Page text:
%%
Reputation: 41
I'm a newbie to R, but really like it and want to improve constantly. Now, after searching for a while, I need to ask you for help.
This is the given case:
1) I have sentences (sentence.1 and sentence.2 - all words are already lower-case) and create the sorted frequency lists of their words:
sentence.1 <- "bob buys this car, although his old car is still fine." # saves the sentence into sentence.1
sentence.2 <- "a car can cost you very much per month."
sentence.1.list <- strsplit(sentence.1, "\\W+", perl=T) #(I have these following commands thanks to Stefan Gries) we split the sentence at non-word characters
sentence.2.list <- strsplit(sentence.2, "\\W+", perl=T)
sentence.1.vector <- unlist(sentence.1.list) # then we create a vector of the list
sentence.2.vector <- unlist(sentence.2.list) # vectorizes the list
sentence.1.freq <- table(sentence.1.vector) # and finally create the frequency lists for
sentence.2.freq <- table(sentence.2.vector)
These are the results:
sentence.1.freq:
although bob buys car fine his is old still this
1 1 1 2 1 1 1 1 1 1
sentence.2.freq:
a can car cost month much per very you
1 1 1 1 1 1 1 1 1
Now, please, how could I combine these two frequency lists that I will have the following:
a although bob buys can car cost fine his is month much old per still this very you
NA 1 1 1 NA 2 NA 1 1 1 NA NA 1 NA 1 1 NA NA
1 NA NA NA 1 1 1 NA NA NA 1 1 NA 1 NA NA 1 1
Thus, this "table" should be "flexible" so that in case of entering a new sentence with the word, e.g. "and", the table would add the column with the label "and" between "a" and "although".
%%
Provided material:
%%
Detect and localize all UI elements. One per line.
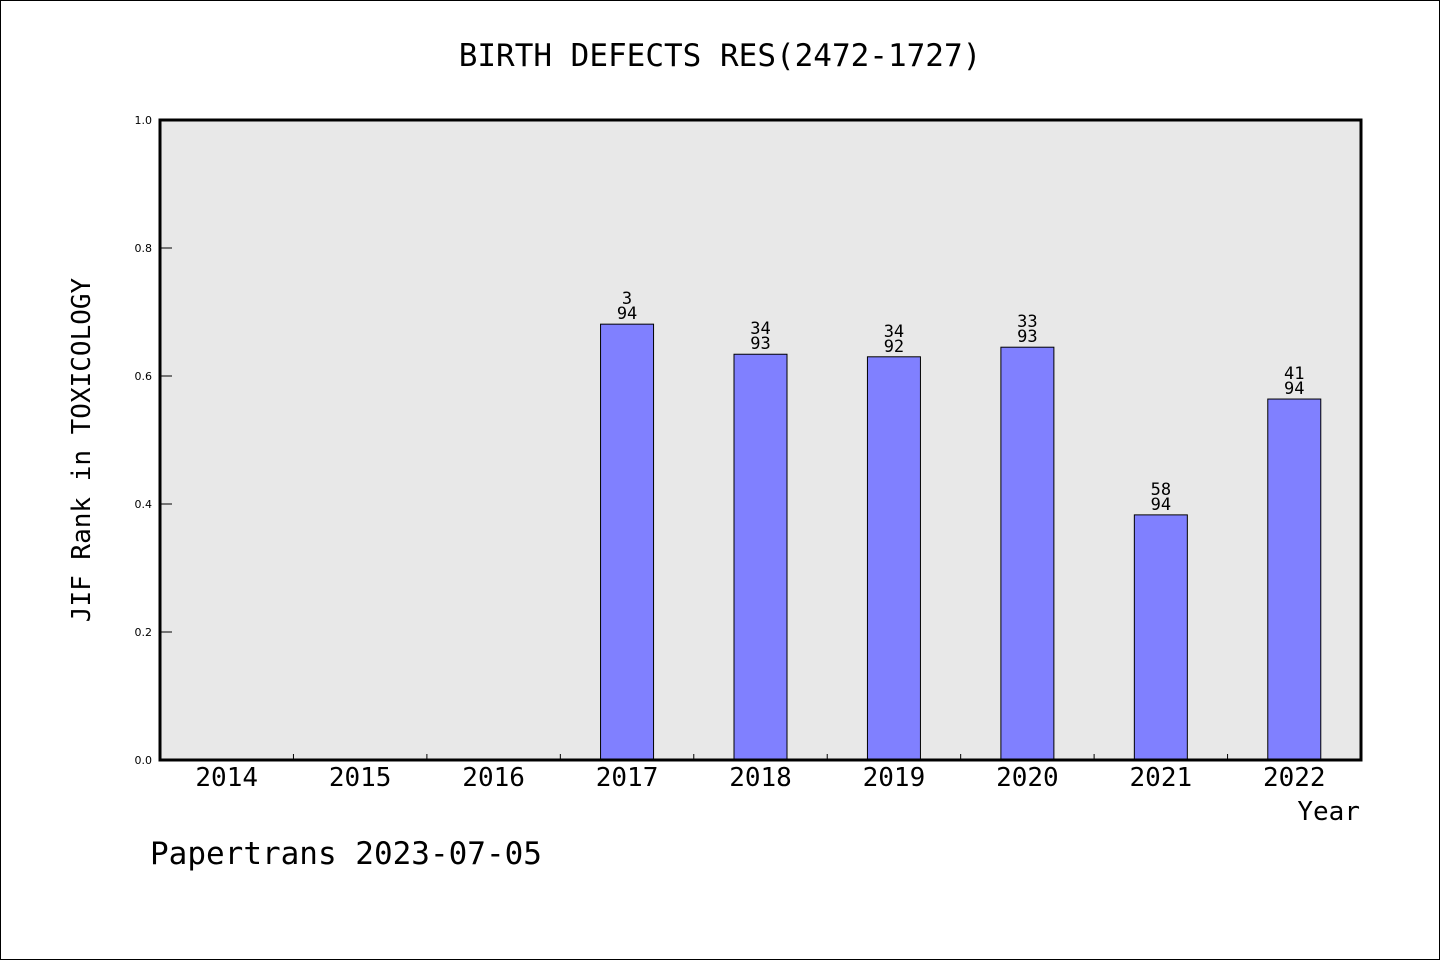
%%
Work to complete:
**A)** Reproduce the forum post from "sentence.1.vector <- unlist(sentence.1.list)" to "sentence.2.freq <- table(sentence.2.vector)" word for word.
**B)** In the forum post, which R function splits each sentence at non-word characters?
None of the material is needed for this work.

Correct answers:
**A)**
sentence.1.vector <- unlist(sentence.1.list) # then we create a vector of the list
sentence.2.vector <- unlist(sentence.2.list) # vectorizes the list
sentence.1.freq <- table(sentence.1.vector) # and finally create the frequency lists for
sentence.2.freq <- table(sentence.2.vector)

**B)** strsplit